[Begin Supplied data]

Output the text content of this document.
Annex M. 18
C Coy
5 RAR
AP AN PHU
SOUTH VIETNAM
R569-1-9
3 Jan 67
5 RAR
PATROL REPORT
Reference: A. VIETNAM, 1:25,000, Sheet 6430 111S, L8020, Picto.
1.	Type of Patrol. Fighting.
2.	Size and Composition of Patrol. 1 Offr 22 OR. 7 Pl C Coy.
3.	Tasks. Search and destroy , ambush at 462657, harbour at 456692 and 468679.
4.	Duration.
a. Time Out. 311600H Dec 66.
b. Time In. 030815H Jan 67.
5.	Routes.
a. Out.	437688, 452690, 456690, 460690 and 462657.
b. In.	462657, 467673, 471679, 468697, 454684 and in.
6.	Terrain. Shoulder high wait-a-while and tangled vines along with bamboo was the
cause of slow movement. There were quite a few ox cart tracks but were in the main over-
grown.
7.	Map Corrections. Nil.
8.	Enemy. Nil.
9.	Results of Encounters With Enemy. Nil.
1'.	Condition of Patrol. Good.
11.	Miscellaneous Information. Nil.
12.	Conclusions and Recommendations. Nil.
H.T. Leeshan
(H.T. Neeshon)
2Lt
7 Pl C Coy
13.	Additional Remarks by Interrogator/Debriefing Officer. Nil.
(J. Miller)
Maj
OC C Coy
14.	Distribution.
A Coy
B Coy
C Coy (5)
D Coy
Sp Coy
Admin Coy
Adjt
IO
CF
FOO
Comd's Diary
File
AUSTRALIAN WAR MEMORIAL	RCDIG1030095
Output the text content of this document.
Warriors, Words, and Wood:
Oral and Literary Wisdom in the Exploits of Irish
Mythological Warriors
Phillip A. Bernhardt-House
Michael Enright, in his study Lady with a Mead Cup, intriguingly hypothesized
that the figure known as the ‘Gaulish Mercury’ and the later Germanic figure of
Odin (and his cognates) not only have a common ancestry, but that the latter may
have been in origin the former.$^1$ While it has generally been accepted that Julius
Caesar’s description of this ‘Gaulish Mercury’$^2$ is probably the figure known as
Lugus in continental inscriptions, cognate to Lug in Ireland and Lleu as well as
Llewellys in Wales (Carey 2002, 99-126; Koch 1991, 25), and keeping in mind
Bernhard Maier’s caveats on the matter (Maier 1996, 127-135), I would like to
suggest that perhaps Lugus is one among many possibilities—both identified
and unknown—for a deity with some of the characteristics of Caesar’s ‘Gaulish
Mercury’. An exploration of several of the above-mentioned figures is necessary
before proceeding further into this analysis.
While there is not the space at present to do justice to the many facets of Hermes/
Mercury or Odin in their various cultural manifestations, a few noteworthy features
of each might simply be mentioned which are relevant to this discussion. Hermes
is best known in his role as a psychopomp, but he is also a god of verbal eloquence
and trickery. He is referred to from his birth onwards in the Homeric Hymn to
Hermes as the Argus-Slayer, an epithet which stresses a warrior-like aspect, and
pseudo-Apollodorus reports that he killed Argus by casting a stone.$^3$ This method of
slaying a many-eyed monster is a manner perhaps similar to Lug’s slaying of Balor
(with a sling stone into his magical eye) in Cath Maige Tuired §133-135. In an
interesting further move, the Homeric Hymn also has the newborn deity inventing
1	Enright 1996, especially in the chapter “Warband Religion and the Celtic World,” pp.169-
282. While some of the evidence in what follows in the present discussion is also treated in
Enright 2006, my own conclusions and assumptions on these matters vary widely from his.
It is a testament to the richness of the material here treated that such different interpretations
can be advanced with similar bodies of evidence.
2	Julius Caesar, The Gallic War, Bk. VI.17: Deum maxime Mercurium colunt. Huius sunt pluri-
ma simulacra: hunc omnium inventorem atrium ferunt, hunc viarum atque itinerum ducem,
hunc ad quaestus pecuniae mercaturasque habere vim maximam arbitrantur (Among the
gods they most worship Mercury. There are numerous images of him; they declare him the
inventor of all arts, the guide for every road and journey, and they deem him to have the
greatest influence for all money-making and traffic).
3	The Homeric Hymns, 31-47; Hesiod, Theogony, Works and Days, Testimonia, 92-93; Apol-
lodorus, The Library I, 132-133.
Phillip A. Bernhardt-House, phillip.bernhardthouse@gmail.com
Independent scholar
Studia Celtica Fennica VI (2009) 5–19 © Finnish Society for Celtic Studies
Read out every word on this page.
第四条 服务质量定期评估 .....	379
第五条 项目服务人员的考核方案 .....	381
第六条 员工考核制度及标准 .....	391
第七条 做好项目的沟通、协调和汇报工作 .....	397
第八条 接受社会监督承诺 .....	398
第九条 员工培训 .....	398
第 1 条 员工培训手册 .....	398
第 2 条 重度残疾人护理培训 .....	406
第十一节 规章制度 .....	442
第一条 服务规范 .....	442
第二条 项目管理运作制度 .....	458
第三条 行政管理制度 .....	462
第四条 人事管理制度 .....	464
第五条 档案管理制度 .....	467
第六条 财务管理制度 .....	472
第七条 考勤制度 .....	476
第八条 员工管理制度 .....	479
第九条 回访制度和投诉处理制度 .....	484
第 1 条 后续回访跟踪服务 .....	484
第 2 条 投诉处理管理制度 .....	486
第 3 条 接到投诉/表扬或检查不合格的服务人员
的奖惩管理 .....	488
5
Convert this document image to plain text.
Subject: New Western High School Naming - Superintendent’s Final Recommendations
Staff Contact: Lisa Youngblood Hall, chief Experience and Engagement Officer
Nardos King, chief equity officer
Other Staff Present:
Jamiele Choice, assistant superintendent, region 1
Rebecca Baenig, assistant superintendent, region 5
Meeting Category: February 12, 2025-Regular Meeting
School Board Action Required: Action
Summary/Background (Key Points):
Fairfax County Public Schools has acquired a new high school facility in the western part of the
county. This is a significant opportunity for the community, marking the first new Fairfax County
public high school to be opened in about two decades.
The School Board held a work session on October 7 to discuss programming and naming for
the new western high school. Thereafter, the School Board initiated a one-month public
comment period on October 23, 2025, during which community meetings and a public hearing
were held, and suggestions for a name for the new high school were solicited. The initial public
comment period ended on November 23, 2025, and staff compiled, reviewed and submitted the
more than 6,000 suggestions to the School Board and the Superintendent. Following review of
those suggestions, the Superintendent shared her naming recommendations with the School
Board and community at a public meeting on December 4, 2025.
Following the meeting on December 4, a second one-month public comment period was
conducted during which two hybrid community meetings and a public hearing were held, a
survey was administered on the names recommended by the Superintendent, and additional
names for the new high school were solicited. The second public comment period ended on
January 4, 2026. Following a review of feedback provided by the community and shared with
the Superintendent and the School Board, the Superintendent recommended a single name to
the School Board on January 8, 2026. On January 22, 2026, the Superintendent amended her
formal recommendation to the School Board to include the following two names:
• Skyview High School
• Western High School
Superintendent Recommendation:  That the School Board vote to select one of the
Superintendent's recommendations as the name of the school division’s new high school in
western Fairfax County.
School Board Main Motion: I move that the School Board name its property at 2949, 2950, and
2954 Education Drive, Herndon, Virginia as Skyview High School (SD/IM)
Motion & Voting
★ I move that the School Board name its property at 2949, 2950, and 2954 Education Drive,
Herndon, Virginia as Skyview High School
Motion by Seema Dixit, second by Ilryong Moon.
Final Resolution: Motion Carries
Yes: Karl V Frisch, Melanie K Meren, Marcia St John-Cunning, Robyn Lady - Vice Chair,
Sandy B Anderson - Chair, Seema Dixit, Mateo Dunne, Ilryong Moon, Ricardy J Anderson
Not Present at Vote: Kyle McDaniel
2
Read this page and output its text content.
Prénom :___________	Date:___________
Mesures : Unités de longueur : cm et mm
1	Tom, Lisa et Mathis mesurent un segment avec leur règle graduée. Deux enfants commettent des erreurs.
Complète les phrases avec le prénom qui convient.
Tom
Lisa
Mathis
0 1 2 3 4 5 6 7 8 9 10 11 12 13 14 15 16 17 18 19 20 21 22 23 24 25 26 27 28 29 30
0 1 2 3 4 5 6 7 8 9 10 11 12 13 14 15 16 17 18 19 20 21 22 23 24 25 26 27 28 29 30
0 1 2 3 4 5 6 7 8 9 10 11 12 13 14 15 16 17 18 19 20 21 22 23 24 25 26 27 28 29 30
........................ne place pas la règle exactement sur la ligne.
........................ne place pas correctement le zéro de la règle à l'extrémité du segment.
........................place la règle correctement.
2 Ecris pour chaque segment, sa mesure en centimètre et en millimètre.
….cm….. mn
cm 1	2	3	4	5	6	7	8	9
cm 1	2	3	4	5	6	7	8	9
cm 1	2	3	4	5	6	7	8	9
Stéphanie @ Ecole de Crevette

[End Supplied data]

• **Task description**: In the records above, find the lines containing "Bernhardt" and copy them.

• **Written answer**:
Phillip A. Bernhardt-House
Phillip A. Bernhardt-House, phillip.bernhardthouse@gmail.com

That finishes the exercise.